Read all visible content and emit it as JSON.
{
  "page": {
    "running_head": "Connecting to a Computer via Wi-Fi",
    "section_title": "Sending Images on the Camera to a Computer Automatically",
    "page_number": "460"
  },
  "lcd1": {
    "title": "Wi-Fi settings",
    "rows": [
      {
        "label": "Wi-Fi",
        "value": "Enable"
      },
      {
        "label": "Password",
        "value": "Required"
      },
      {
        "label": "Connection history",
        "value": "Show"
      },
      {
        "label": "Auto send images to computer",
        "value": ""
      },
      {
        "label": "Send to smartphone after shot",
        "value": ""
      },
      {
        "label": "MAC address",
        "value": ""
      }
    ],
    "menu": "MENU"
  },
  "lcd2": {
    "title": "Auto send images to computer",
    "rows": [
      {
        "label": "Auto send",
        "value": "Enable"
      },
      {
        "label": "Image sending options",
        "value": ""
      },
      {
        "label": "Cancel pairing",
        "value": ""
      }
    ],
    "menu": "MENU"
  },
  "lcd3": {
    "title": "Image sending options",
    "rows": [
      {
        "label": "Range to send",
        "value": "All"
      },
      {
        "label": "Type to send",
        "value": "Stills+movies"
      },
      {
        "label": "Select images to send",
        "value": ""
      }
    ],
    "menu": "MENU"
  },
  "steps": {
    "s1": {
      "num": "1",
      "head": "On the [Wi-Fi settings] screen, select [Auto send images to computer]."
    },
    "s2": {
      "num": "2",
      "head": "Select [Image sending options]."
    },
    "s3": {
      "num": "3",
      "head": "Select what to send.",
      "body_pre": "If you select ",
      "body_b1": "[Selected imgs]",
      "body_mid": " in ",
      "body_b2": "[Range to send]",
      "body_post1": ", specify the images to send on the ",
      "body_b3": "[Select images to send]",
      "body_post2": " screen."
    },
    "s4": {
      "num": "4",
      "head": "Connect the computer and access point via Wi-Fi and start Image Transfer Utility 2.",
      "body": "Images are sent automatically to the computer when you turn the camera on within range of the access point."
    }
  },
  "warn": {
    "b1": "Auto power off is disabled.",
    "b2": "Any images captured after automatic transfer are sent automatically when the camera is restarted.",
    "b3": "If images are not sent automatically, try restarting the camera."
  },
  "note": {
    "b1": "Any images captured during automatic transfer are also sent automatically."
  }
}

☆ ☆ ☆

Output all of the data above without any alteration.

Read all visible content and emit it as JSON.
{
  "page": {
    "running_head": "Connecting to a Computer via Wi-Fi",
    "section_title": "Sending Images on the Camera to a Computer Automatically",
    "page_number": "460"
  },
  "lcd1": {
    "title": "Wi-Fi settings",
    "rows": [
      {
        "label": "Wi-Fi",
        "value": "Enable"
      },
      {
        "label": "Password",
        "value": "Required"
      },
      {
        "label": "Connection history",
        "value": "Show"
      },
      {
        "label": "Auto send images to computer",
        "value": ""
      },
      {
        "label": "Send to smartphone after shot",
        "value": ""
      },
      {
        "label": "MAC address",
        "value": ""
      }
    ],
    "menu": "MENU"
  },
  "lcd2": {
    "title": "Auto send images to computer",
    "rows": [
      {
        "label": "Auto send",
        "value": "Enable"
      },
      {
        "label": "Image sending options",
        "value": ""
      },
      {
        "label": "Cancel pairing",
        "value": ""
      }
    ],
    "menu": "MENU"
  },
  "lcd3": {
    "title": "Image sending options",
    "rows": [
      {
        "label": "Range to send",
        "value": "All"
      },
      {
        "label": "Type to send",
        "value": "Stills+movies"
      },
      {
        "label": "Select images to send",
        "value": ""
      }
    ],
    "menu": "MENU"
  },
  "steps": {
    "s1": {
      "num": "1",
      "head": "On the [Wi-Fi settings] screen, select [Auto send images to computer]."
    },
    "s2": {
      "num": "2",
      "head": "Select [Image sending options]."
    },
    "s3": {
      "num": "3",
      "head": "Select what to send.",
      "body_pre": "If you select ",
      "body_b1": "[Selected imgs]",
      "body_mid": " in ",
      "body_b2": "[Range to send]",
      "body_post1": ", specify the images to send on the ",
      "body_b3": "[Select images to send]",
      "body_post2": " screen."
    },
    "s4": {
      "num": "4",
      "head": "Connect the computer and access point via Wi-Fi and start Image Transfer Utility 2.",
      "body": "Images are sent automatically to the computer when you turn the camera on within range of the access point."
    }
  },
  "warn": {
    "b1": "Auto power off is disabled.",
    "b2": "Any images captured after automatic transfer are sent automatically when the camera is restarted.",
    "b3": "If images are not sent automatically, try restarting the camera."
  },
  "note": {
    "b1": "Any images captured during automatic transfer are also sent automatically."
  }
}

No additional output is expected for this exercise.